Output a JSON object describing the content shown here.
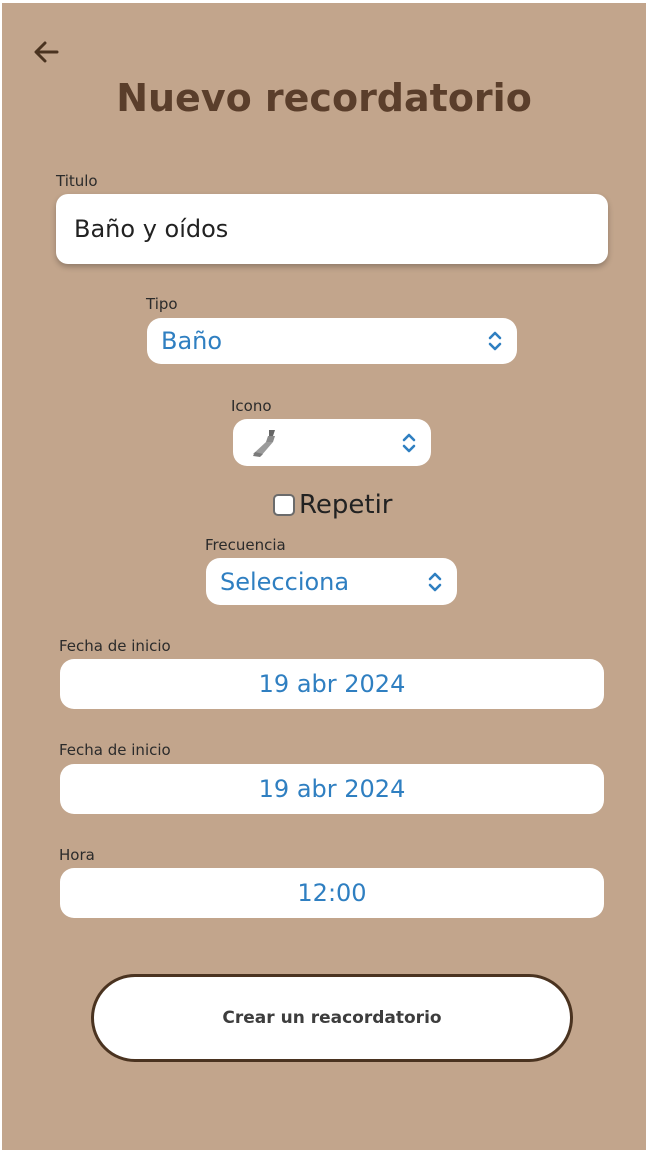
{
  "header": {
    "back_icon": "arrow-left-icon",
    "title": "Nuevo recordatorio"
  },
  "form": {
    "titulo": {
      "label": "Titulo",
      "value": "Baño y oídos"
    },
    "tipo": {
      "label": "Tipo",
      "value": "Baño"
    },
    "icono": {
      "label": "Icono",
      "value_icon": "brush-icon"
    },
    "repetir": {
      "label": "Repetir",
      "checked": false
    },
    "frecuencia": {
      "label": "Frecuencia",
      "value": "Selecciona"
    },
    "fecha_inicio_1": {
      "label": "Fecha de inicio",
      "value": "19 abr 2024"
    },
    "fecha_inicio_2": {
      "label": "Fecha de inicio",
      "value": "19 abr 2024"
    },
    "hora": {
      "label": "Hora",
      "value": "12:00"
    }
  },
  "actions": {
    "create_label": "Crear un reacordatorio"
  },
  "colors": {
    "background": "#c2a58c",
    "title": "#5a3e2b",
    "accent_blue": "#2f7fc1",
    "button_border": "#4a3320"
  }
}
· · ·
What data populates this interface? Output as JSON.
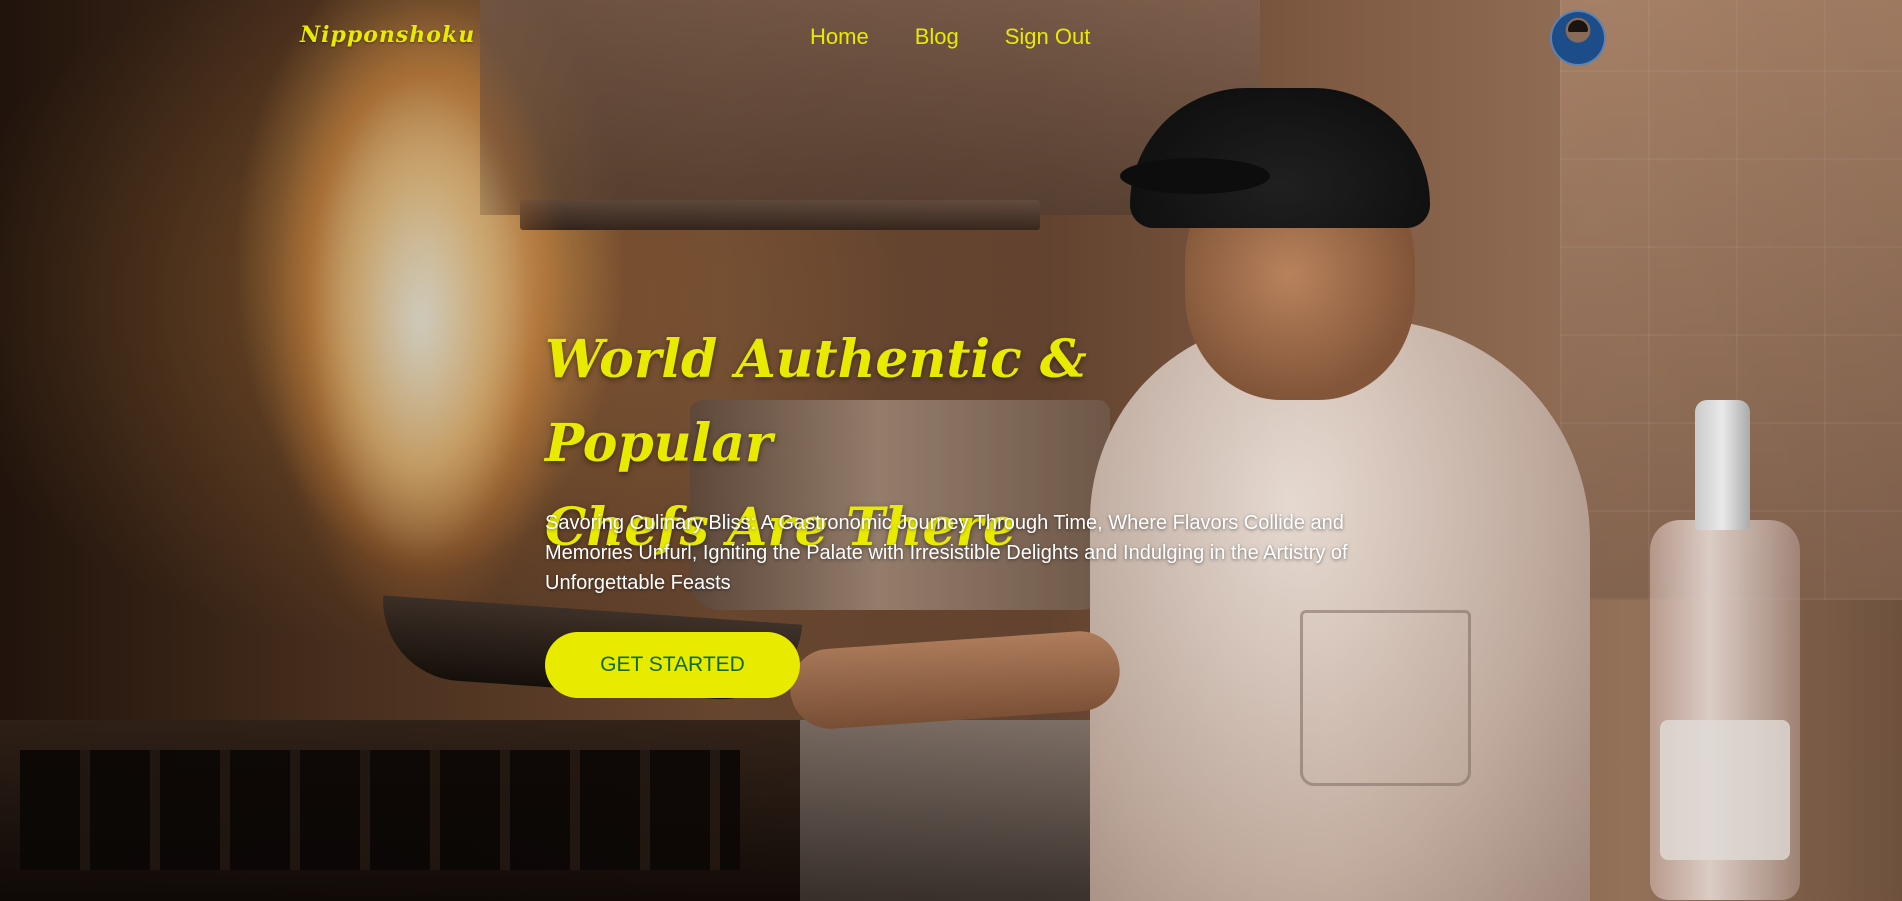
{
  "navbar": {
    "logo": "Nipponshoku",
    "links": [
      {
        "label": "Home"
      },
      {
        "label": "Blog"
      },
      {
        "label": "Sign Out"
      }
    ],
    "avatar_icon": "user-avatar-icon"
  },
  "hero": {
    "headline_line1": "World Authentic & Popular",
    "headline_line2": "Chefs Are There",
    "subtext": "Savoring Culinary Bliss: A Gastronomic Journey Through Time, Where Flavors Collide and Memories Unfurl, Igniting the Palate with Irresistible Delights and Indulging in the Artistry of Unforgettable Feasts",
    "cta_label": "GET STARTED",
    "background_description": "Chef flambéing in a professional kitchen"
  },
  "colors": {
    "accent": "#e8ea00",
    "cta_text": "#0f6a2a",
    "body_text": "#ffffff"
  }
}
· · ·
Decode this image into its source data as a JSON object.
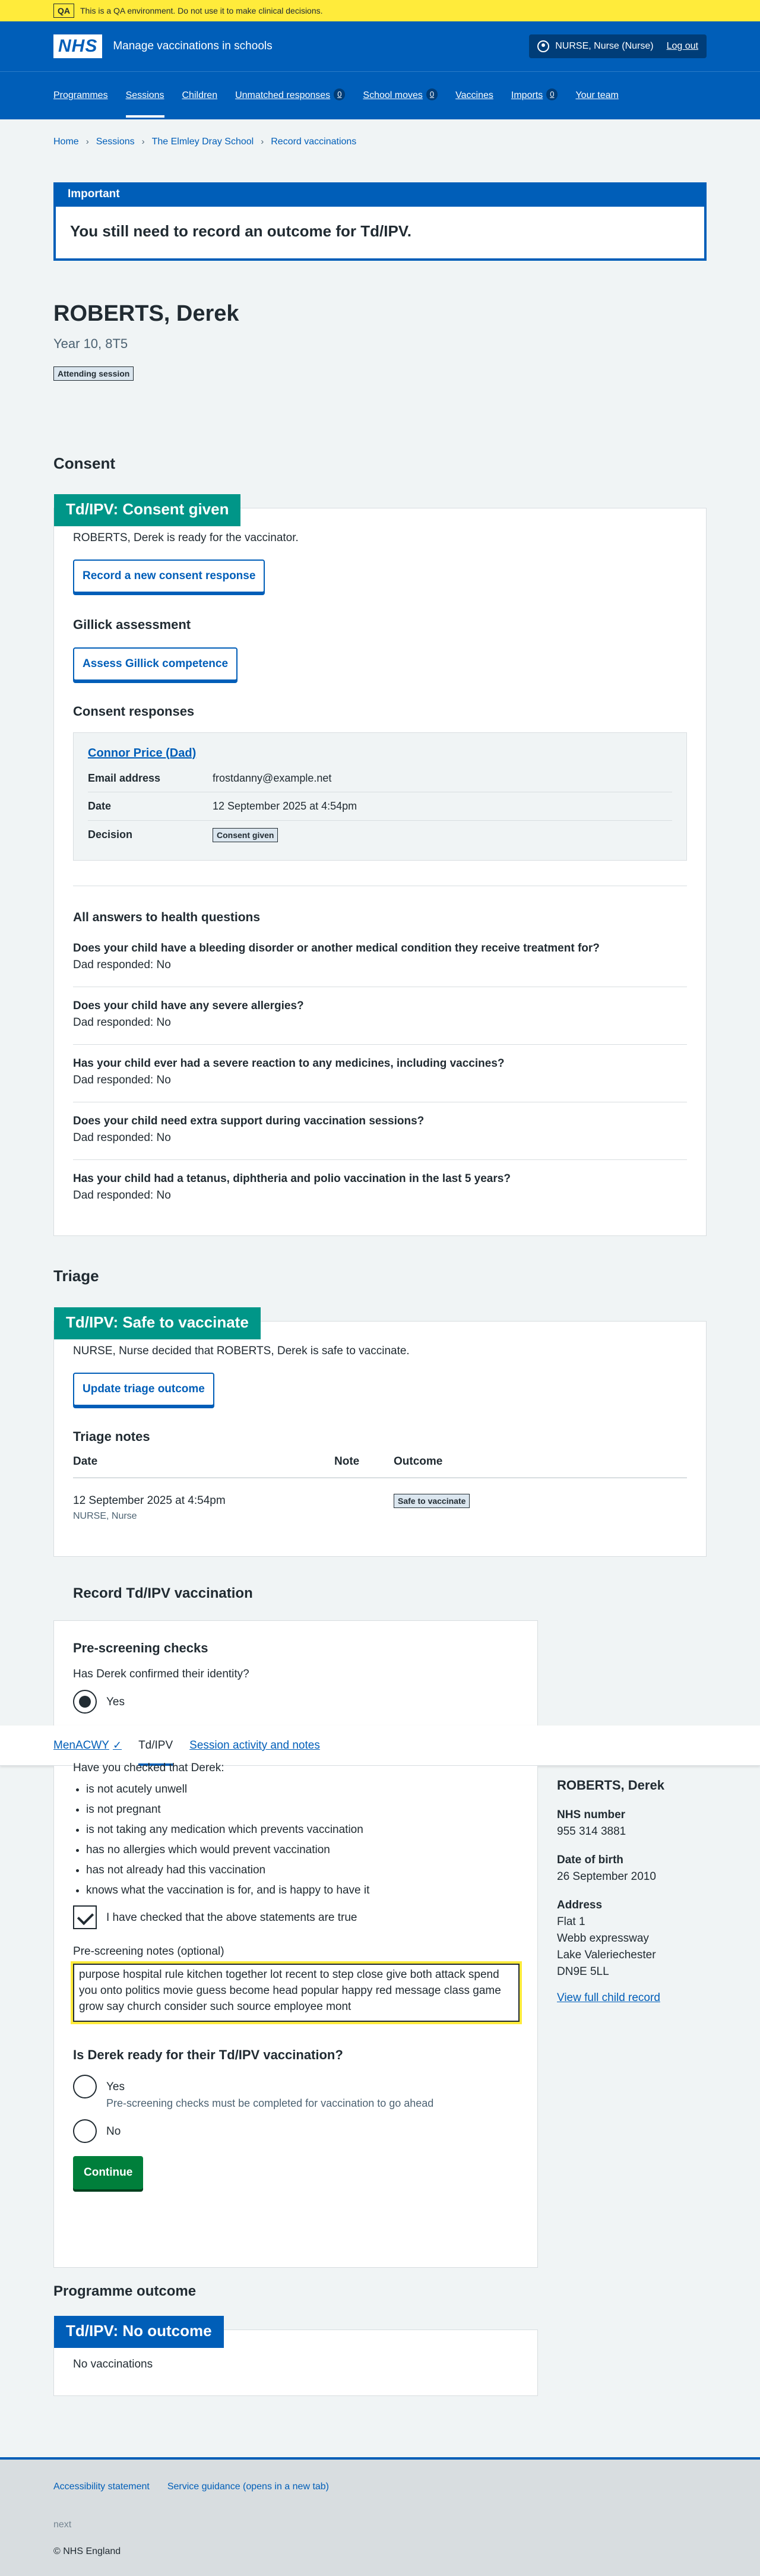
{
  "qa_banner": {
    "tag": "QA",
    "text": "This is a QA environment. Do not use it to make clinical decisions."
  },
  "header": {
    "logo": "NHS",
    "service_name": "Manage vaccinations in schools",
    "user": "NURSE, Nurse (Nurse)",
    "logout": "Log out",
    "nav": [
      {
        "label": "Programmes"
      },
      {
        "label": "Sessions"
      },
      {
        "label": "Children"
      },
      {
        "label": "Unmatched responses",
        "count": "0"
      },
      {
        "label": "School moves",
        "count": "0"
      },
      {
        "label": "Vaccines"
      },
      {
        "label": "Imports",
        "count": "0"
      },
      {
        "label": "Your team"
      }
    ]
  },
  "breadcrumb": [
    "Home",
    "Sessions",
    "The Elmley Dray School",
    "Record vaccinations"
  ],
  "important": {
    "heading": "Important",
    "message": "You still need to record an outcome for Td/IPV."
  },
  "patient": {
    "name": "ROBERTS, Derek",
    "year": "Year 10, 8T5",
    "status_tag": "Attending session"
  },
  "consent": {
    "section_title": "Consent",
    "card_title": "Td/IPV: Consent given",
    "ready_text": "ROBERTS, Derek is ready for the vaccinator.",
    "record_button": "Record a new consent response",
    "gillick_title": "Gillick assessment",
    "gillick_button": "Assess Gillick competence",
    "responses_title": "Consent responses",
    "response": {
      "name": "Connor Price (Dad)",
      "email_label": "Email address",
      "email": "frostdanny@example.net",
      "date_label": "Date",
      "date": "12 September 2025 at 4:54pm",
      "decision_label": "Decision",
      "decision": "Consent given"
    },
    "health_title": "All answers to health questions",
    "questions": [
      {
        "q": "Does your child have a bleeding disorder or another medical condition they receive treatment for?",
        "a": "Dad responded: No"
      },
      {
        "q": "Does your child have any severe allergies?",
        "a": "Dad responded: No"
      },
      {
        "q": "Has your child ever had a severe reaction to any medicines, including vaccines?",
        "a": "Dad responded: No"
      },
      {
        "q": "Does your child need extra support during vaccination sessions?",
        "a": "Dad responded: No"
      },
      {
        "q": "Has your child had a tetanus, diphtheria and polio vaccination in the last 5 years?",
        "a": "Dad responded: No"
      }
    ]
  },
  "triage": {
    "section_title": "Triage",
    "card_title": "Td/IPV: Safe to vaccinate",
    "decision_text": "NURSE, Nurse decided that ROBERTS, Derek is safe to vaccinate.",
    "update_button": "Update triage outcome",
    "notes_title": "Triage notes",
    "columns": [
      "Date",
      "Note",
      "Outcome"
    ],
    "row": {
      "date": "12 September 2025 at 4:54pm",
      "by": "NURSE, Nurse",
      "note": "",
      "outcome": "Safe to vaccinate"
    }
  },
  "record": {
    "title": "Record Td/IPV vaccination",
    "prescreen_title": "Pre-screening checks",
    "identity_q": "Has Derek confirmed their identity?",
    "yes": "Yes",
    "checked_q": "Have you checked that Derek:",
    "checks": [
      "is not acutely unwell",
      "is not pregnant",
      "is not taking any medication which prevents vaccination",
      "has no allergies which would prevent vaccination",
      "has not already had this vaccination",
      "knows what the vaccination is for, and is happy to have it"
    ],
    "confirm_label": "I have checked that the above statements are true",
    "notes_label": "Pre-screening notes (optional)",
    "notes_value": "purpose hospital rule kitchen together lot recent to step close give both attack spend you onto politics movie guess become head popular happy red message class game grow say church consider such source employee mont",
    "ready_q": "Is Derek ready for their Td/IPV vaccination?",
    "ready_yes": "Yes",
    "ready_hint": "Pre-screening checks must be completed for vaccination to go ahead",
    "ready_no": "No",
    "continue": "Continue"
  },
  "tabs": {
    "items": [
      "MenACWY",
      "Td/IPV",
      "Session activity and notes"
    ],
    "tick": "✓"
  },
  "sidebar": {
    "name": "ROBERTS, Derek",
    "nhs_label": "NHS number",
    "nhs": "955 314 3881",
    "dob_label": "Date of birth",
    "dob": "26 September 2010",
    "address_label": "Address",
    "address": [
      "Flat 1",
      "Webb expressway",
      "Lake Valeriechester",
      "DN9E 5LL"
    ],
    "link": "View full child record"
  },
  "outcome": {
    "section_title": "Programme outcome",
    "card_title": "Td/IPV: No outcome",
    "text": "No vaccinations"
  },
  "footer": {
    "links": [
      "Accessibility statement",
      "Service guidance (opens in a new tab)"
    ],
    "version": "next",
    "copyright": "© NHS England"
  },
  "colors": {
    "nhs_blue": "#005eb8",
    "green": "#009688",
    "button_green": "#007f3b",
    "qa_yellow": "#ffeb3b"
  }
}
· · ·
> **Objective**
Locate each line containing the string "allergies" and show it.

> **Output of the task**
        "q": "Does your child have any severe allergies?",
      "has no allergies which would prevent vaccination",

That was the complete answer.